Objective: Write the material out again exactly as it stands.

# # # #

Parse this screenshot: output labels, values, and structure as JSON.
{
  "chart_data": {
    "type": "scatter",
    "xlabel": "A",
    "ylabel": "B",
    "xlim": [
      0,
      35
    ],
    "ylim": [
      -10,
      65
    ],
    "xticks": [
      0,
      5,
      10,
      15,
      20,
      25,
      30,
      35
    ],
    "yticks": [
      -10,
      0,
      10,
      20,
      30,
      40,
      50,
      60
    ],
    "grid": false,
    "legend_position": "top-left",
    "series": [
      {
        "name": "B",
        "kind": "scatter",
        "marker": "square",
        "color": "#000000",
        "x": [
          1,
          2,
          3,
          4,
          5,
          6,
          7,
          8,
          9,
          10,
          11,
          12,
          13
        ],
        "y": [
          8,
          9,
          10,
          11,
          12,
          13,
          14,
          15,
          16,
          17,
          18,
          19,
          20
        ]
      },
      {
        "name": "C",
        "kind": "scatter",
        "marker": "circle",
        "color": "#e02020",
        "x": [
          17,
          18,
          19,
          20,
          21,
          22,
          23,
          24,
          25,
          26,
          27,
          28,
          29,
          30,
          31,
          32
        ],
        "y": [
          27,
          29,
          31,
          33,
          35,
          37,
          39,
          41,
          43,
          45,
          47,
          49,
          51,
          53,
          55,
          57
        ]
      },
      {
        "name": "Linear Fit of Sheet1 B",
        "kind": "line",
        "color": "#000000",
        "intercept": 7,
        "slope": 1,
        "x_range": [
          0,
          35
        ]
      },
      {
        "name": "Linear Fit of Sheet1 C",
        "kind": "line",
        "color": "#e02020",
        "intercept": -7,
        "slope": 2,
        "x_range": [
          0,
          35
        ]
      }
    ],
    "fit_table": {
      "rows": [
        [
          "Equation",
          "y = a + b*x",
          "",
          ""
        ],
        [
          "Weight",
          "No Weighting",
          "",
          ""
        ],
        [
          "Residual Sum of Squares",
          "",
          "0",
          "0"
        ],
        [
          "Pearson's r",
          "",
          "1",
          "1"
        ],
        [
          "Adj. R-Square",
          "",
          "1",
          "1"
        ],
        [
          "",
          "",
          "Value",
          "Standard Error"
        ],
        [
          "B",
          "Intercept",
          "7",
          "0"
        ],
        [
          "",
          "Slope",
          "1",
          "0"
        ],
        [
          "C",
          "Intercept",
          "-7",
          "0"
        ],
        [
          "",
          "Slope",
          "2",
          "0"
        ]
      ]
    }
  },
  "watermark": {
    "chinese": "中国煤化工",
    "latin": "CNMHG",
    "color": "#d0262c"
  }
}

# # # #

Reply to the exercise:
Parse this screenshot: output labels, values, and structure as JSON.
{
  "chart_data": {
    "type": "scatter",
    "xlabel": "A",
    "ylabel": "B",
    "xlim": [
      0,
      35
    ],
    "ylim": [
      -10,
      65
    ],
    "xticks": [
      0,
      5,
      10,
      15,
      20,
      25,
      30,
      35
    ],
    "yticks": [
      -10,
      0,
      10,
      20,
      30,
      40,
      50,
      60
    ],
    "grid": false,
    "legend_position": "top-left",
    "series": [
      {
        "name": "B",
        "kind": "scatter",
        "marker": "square",
        "color": "#000000",
        "x": [
          1,
          2,
          3,
          4,
          5,
          6,
          7,
          8,
          9,
          10,
          11,
          12,
          13
        ],
        "y": [
          8,
          9,
          10,
          11,
          12,
          13,
          14,
          15,
          16,
          17,
          18,
          19,
          20
        ]
      },
      {
        "name": "C",
        "kind": "scatter",
        "marker": "circle",
        "color": "#e02020",
        "x": [
          17,
          18,
          19,
          20,
          21,
          22,
          23,
          24,
          25,
          26,
          27,
          28,
          29,
          30,
          31,
          32
        ],
        "y": [
          27,
          29,
          31,
          33,
          35,
          37,
          39,
          41,
          43,
          45,
          47,
          49,
          51,
          53,
          55,
          57
        ]
      },
      {
        "name": "Linear Fit of Sheet1 B",
        "kind": "line",
        "color": "#000000",
        "intercept": 7,
        "slope": 1,
        "x_range": [
          0,
          35
        ]
      },
      {
        "name": "Linear Fit of Sheet1 C",
        "kind": "line",
        "color": "#e02020",
        "intercept": -7,
        "slope": 2,
        "x_range": [
          0,
          35
        ]
      }
    ],
    "fit_table": {
      "rows": [
        [
          "Equation",
          "y = a + b*x",
          "",
          ""
        ],
        [
          "Weight",
          "No Weighting",
          "",
          ""
        ],
        [
          "Residual Sum of Squares",
          "",
          "0",
          "0"
        ],
        [
          "Pearson's r",
          "",
          "1",
          "1"
        ],
        [
          "Adj. R-Square",
          "",
          "1",
          "1"
        ],
        [
          "",
          "",
          "Value",
          "Standard Error"
        ],
        [
          "B",
          "Intercept",
          "7",
          "0"
        ],
        [
          "",
          "Slope",
          "1",
          "0"
        ],
        [
          "C",
          "Intercept",
          "-7",
          "0"
        ],
        [
          "",
          "Slope",
          "2",
          "0"
        ]
      ]
    }
  },
  "watermark": {
    "chinese": "中国煤化工",
    "latin": "CNMHG",
    "color": "#d0262c"
  }
}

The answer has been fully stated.